Exercise objective - Return the number of lines that include the string "this", without any other text.

Records supplied -
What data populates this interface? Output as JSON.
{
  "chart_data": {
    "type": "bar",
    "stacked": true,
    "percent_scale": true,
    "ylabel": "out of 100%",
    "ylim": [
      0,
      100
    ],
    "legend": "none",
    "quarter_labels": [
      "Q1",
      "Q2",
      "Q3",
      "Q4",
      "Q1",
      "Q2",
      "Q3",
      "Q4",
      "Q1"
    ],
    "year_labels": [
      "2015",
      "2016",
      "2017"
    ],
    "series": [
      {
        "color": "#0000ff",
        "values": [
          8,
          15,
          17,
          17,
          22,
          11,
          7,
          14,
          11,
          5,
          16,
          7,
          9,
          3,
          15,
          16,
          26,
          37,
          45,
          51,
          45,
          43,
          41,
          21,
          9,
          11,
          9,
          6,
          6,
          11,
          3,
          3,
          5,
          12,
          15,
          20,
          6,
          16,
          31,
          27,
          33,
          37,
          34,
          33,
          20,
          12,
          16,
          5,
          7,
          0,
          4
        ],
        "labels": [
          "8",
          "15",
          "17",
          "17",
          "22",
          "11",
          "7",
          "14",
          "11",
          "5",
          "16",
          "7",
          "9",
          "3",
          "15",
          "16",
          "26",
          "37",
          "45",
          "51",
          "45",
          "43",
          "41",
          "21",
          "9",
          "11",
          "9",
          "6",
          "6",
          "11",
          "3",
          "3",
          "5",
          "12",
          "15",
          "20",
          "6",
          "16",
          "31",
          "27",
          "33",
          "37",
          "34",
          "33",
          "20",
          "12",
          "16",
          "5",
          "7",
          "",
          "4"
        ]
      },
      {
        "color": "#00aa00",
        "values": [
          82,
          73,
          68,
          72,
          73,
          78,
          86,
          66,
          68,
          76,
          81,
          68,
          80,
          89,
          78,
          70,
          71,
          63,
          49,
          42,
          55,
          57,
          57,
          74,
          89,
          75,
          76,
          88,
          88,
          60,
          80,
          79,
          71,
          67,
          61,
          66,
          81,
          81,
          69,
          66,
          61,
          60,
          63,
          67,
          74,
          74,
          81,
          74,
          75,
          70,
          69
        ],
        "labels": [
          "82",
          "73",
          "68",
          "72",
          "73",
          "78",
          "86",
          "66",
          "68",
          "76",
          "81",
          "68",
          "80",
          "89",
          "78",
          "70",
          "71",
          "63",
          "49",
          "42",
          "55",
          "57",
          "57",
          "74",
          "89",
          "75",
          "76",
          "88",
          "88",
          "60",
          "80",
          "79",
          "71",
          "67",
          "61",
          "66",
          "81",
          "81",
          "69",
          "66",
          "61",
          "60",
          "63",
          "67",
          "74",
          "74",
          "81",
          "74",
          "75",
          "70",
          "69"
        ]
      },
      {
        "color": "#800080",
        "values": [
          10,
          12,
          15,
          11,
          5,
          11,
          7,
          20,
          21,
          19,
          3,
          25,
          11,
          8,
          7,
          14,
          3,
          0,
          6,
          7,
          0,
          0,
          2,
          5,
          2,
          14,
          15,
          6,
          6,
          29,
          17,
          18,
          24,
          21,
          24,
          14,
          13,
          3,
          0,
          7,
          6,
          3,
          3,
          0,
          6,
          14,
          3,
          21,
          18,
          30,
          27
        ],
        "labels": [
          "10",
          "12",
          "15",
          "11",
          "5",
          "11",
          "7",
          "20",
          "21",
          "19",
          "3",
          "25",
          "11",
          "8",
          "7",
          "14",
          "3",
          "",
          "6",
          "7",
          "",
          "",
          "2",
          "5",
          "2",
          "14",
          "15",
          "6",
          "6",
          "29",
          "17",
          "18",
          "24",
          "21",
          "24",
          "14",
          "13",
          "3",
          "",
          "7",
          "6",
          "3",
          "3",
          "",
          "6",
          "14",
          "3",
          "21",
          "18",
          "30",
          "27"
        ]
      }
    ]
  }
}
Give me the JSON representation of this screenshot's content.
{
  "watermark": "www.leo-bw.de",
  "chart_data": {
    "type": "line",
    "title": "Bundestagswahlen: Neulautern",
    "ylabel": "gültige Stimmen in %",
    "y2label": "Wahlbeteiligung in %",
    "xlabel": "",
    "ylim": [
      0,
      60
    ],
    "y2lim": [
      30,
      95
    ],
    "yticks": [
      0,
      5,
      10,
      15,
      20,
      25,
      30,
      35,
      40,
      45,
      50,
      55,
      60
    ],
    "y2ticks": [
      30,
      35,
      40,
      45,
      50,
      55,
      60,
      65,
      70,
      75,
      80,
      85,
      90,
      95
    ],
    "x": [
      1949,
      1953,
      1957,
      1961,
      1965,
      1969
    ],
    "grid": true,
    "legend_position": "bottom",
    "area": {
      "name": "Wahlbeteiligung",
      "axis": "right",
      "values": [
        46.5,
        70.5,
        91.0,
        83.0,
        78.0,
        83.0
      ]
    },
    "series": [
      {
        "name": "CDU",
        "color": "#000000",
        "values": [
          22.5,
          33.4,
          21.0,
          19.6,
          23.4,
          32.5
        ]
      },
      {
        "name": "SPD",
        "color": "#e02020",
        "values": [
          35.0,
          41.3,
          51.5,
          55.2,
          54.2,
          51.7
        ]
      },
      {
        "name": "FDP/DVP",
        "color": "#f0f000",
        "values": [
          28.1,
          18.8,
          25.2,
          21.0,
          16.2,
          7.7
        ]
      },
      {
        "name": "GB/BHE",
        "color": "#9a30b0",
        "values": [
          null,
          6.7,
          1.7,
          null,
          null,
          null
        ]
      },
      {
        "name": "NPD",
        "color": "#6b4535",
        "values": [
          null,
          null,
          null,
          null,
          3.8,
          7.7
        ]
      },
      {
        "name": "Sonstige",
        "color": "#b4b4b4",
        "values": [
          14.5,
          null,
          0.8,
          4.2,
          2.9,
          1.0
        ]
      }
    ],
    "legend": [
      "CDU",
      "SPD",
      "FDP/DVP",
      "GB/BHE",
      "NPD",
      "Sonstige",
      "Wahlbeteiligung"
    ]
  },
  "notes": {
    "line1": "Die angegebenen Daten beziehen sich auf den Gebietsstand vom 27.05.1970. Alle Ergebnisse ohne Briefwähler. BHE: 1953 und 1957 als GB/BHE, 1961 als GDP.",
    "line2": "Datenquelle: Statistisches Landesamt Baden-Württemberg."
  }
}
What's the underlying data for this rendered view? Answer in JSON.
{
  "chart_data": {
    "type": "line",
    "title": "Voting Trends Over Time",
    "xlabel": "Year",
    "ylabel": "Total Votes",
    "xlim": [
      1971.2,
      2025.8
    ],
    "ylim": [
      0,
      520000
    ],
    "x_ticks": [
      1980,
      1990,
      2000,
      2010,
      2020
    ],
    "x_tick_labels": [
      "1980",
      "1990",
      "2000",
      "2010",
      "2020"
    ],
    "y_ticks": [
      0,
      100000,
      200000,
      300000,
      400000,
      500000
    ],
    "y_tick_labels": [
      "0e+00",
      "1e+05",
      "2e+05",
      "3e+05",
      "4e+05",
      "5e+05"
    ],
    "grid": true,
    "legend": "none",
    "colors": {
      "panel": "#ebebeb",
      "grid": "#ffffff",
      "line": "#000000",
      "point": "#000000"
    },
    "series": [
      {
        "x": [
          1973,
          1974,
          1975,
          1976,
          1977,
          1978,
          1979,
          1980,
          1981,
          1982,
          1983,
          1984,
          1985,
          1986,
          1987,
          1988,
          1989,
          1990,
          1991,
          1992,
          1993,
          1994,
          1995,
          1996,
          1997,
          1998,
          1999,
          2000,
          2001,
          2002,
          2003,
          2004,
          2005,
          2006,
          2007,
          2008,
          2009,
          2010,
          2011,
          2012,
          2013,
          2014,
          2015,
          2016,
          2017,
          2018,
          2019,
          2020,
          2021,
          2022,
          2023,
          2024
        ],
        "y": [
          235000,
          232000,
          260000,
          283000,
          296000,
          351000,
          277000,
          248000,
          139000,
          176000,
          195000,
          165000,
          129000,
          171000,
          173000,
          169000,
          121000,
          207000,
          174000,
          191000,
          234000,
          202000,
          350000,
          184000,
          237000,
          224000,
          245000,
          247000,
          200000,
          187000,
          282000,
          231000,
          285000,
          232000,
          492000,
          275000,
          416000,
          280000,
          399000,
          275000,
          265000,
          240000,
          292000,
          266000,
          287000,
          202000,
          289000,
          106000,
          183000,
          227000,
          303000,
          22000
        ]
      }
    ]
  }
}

Task response - 3